--- Task instructions ---
Single out the lines that include the word "logistics". Copy them.

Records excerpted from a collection
>> BEGIN

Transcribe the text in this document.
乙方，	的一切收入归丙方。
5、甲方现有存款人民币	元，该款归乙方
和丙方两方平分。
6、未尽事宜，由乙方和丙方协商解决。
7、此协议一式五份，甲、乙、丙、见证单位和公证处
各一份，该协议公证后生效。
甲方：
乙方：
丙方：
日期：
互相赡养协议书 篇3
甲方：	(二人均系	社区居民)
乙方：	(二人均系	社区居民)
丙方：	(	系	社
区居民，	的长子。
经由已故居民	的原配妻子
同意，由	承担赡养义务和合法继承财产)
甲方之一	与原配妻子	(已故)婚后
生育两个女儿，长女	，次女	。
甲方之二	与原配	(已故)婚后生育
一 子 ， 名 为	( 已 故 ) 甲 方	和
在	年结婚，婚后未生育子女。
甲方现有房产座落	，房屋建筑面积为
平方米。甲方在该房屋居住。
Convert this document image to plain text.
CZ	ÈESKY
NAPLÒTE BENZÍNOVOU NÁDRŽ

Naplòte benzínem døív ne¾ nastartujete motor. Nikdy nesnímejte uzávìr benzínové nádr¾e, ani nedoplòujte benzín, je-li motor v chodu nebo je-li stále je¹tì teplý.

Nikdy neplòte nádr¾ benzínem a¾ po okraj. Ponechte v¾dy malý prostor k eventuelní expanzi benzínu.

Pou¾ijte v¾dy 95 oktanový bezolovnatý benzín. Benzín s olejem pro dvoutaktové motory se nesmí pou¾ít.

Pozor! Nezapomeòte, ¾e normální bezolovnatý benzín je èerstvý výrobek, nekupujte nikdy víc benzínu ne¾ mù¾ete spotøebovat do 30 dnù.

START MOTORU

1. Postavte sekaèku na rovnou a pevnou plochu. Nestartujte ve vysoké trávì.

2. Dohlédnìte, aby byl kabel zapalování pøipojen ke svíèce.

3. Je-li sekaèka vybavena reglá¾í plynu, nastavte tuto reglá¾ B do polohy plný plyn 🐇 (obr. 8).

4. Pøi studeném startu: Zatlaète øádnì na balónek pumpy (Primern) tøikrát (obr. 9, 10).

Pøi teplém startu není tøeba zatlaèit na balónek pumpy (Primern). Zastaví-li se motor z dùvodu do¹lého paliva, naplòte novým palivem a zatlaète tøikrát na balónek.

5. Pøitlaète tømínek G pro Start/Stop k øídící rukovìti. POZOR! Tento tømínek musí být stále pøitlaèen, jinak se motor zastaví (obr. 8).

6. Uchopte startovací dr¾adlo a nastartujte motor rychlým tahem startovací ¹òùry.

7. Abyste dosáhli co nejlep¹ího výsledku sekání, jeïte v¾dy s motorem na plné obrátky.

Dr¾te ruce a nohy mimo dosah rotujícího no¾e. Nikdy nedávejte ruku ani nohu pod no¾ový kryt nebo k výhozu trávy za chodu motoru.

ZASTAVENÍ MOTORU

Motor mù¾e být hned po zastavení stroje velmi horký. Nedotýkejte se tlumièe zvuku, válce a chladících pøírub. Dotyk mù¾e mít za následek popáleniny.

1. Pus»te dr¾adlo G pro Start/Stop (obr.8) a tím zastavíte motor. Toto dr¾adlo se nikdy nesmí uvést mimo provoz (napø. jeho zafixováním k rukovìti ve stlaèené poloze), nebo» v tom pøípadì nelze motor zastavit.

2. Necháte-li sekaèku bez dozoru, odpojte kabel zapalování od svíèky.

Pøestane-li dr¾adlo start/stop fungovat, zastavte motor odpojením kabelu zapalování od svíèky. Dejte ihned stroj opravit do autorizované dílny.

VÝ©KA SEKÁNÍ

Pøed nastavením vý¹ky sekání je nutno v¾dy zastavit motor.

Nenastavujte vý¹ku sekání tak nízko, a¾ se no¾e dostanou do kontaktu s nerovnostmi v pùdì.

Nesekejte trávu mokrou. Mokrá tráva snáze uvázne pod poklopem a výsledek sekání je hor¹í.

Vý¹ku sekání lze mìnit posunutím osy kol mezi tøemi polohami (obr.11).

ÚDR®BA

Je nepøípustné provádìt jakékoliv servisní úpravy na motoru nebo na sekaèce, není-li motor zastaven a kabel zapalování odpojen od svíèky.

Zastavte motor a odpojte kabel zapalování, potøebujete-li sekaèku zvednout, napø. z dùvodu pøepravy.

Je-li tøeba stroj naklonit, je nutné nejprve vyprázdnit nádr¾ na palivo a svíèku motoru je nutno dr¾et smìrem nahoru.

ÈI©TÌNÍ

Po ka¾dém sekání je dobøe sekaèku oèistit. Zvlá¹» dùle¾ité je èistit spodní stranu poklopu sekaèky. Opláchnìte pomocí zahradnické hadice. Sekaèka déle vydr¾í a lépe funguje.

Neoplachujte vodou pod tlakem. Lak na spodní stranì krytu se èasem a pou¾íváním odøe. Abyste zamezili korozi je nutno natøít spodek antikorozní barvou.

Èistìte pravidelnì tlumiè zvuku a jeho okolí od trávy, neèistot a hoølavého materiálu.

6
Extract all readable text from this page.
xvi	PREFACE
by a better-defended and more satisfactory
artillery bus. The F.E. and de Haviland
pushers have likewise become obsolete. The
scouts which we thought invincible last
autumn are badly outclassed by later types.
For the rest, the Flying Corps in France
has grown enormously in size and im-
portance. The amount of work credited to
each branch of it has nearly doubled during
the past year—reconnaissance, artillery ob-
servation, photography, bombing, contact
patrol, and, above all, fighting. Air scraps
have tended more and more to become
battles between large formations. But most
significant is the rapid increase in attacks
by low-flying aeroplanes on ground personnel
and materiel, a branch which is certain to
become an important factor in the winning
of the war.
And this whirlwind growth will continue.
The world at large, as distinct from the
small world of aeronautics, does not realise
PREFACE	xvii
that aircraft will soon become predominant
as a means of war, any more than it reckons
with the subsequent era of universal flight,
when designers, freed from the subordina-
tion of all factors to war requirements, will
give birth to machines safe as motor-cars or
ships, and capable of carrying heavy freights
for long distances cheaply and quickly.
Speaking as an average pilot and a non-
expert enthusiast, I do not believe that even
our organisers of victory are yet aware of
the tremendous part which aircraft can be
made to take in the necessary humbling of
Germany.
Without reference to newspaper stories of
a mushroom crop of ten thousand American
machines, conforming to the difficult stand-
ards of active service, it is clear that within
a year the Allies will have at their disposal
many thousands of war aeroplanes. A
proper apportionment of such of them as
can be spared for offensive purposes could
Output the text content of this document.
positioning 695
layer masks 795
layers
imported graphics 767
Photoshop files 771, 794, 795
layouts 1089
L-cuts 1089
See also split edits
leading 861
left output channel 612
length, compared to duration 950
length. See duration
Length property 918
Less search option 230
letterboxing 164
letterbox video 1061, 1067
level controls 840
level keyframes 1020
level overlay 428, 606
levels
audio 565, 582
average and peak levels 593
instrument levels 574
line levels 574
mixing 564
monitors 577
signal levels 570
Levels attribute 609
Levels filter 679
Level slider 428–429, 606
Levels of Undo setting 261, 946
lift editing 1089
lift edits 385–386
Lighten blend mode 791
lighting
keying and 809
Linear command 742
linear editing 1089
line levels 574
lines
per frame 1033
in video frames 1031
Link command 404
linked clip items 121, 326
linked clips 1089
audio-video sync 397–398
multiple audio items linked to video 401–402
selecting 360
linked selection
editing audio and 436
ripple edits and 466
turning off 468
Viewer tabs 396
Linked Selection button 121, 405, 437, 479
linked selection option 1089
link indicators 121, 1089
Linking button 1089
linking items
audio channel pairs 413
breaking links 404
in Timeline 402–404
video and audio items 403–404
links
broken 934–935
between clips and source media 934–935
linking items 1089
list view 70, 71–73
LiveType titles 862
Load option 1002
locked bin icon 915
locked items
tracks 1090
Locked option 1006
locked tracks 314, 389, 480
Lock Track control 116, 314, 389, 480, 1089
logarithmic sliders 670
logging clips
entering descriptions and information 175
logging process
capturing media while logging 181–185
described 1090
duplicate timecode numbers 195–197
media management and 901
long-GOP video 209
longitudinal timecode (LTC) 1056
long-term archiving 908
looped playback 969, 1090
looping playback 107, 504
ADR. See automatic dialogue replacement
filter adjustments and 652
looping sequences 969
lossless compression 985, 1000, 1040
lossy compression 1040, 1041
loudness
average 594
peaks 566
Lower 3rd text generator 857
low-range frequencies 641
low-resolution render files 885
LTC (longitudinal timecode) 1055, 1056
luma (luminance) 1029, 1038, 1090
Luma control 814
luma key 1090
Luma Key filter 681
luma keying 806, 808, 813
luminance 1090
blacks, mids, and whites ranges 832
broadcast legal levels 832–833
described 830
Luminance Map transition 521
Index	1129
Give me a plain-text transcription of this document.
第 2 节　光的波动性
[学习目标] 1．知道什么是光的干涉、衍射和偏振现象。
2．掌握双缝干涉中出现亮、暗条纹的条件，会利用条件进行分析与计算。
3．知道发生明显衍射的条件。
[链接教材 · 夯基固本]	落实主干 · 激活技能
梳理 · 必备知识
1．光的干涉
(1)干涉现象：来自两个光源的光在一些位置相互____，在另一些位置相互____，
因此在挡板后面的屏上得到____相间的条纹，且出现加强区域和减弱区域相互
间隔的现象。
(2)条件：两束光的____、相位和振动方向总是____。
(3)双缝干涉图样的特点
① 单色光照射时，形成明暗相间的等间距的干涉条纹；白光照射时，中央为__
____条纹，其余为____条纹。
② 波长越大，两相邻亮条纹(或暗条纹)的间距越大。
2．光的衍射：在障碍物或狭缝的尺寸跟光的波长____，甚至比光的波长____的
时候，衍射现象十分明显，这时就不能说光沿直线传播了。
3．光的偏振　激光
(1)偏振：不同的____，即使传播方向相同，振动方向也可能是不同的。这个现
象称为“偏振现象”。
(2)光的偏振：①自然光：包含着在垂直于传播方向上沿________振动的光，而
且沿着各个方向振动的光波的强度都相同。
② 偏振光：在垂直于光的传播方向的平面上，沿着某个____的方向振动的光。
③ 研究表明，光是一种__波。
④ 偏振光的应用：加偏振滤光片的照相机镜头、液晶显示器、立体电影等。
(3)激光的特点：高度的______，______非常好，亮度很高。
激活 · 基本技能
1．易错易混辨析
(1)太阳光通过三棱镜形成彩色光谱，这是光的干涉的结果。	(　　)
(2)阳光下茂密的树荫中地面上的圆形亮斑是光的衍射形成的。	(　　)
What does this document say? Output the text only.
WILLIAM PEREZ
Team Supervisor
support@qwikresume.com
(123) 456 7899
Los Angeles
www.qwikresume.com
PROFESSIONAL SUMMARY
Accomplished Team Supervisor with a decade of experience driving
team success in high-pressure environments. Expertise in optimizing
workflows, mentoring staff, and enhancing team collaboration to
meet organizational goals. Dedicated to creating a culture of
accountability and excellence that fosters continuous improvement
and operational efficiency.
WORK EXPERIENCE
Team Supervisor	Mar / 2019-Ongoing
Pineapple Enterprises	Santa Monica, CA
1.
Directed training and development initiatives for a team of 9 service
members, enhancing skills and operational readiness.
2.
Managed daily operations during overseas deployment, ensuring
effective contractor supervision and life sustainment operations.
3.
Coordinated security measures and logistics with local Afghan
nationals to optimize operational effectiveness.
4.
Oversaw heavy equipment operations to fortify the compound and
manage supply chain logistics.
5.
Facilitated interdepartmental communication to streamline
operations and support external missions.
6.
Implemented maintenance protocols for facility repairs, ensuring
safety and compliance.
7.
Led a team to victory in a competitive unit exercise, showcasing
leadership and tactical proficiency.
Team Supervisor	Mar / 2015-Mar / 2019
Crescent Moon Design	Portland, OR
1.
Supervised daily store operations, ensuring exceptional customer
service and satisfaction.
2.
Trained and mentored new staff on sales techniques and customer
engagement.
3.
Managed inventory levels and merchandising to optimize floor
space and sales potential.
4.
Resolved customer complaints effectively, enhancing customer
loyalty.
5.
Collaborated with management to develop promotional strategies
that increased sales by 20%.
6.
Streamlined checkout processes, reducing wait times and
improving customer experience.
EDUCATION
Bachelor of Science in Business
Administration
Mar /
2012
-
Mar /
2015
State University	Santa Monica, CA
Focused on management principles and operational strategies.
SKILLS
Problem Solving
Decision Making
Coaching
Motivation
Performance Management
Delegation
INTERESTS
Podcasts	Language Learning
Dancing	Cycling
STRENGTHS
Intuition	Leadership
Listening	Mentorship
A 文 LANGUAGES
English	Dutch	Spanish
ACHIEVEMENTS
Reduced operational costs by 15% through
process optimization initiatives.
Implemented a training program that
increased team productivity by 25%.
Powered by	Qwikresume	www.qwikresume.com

>> END

--- Response to this exercise ---
Coordinated security measures and logistics with local Afghan
manage supply chain logistics.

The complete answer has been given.